* The problem
Below are some records. Copy every line in them that holds "possono".

________________________________________

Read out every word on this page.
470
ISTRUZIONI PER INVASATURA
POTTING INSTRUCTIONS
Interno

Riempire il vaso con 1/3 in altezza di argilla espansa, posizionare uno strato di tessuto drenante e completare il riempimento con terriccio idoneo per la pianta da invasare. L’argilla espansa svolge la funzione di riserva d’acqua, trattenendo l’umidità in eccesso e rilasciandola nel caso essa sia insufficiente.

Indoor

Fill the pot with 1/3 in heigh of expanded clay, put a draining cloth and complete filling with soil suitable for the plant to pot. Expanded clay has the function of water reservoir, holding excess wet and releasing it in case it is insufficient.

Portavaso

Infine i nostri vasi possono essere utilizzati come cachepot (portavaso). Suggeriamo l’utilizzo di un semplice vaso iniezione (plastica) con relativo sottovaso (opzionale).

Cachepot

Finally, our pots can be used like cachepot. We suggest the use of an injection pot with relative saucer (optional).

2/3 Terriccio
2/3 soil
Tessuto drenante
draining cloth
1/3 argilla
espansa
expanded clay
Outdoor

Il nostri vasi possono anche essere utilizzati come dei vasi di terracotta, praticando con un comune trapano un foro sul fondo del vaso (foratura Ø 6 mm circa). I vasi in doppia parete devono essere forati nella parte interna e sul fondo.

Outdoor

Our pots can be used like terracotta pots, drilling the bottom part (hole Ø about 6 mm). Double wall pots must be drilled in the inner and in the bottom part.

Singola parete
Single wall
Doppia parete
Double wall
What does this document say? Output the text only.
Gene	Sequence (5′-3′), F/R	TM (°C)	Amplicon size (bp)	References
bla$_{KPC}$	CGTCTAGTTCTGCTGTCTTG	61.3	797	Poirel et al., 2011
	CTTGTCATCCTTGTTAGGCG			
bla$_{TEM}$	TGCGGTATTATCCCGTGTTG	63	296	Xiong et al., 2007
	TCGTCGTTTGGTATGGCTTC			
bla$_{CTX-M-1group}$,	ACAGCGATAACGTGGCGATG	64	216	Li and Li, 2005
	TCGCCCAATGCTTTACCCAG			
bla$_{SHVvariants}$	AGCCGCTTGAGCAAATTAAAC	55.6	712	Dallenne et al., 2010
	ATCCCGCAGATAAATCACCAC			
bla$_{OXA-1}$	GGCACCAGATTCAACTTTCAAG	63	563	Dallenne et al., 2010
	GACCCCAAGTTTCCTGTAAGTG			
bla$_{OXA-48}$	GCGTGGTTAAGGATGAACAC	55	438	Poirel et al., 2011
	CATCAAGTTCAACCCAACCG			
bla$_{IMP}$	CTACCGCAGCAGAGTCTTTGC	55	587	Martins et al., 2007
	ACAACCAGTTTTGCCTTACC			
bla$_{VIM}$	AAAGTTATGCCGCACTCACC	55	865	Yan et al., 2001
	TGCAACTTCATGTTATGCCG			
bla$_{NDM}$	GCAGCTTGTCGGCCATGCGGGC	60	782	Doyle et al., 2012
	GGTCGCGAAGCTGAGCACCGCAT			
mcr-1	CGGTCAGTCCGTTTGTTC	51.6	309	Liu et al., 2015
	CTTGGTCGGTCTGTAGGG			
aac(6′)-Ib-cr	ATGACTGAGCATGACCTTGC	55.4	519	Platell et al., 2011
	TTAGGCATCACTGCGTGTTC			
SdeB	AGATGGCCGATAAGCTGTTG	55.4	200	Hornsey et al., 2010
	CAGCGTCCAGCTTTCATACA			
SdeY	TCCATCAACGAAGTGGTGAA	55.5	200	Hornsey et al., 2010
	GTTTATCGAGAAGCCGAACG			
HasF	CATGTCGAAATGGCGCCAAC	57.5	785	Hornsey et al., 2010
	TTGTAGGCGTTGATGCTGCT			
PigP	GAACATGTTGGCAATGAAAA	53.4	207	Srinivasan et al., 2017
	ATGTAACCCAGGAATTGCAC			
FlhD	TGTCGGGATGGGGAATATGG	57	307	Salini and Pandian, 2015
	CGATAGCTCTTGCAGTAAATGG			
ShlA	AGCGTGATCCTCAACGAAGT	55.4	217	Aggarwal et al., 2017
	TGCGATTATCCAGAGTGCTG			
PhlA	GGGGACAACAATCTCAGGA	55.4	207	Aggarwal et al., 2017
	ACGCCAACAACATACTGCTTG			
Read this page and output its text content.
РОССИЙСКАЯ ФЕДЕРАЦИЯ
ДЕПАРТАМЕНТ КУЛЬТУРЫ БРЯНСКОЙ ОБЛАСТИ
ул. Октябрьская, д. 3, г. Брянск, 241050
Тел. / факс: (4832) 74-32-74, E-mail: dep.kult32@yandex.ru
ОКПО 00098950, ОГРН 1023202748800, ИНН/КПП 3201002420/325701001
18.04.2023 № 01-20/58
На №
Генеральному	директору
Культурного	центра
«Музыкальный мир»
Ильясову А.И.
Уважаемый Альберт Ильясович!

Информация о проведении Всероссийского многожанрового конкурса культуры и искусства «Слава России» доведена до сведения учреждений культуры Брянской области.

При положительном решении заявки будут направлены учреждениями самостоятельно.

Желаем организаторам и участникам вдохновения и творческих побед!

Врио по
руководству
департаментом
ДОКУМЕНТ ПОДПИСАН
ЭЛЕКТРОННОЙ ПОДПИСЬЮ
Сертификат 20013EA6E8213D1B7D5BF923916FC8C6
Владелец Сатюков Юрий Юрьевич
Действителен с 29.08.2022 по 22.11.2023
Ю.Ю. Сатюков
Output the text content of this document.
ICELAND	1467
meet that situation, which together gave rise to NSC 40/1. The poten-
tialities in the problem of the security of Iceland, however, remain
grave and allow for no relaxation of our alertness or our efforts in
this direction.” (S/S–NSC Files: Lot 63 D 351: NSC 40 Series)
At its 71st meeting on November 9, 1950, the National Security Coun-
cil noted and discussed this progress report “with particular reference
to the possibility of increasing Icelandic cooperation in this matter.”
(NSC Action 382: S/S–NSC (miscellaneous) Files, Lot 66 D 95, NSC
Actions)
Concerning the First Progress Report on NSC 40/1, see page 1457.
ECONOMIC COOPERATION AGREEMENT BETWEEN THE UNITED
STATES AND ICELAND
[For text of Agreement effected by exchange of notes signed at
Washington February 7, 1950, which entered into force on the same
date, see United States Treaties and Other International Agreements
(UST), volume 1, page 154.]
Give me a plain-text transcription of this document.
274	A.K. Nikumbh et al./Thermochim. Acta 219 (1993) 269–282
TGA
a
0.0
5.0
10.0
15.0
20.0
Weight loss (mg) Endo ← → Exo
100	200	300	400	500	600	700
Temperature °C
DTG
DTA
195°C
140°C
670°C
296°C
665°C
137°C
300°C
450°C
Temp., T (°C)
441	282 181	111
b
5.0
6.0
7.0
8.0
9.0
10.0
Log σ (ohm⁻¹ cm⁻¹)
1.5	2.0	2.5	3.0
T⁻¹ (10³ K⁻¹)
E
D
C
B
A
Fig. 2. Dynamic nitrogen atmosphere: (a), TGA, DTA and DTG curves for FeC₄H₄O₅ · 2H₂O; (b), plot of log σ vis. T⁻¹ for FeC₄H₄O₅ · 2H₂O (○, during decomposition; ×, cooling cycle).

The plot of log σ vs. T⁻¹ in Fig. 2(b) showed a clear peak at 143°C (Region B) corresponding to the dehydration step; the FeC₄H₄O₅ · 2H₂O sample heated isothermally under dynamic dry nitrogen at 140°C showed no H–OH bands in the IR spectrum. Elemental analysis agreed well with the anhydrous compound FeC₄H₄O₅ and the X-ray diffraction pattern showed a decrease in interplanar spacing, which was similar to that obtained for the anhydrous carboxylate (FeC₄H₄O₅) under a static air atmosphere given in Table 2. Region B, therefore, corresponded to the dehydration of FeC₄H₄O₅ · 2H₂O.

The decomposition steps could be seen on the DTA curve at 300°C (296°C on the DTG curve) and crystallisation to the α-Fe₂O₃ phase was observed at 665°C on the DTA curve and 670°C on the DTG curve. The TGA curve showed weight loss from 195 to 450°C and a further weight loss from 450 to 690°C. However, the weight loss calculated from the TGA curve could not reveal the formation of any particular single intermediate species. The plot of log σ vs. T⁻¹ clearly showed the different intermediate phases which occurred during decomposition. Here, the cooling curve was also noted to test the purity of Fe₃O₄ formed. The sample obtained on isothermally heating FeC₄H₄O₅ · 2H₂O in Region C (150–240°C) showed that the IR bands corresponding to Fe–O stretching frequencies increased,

________________________________________

* Task solution
Infine i nostri vasi possono essere utilizzati come cachepot (portavaso). Suggeriamo l’utilizzo di un semplice vaso iniezione (plastica) con relativo sottovaso (opzionale).
Il nostri vasi possono anche essere utilizzati come dei vasi di terracotta, praticando con un comune trapano un foro sul fondo del vaso (foratura Ø 6 mm circa). I vasi in doppia parete devono essere forati nella parte interna e sul fondo.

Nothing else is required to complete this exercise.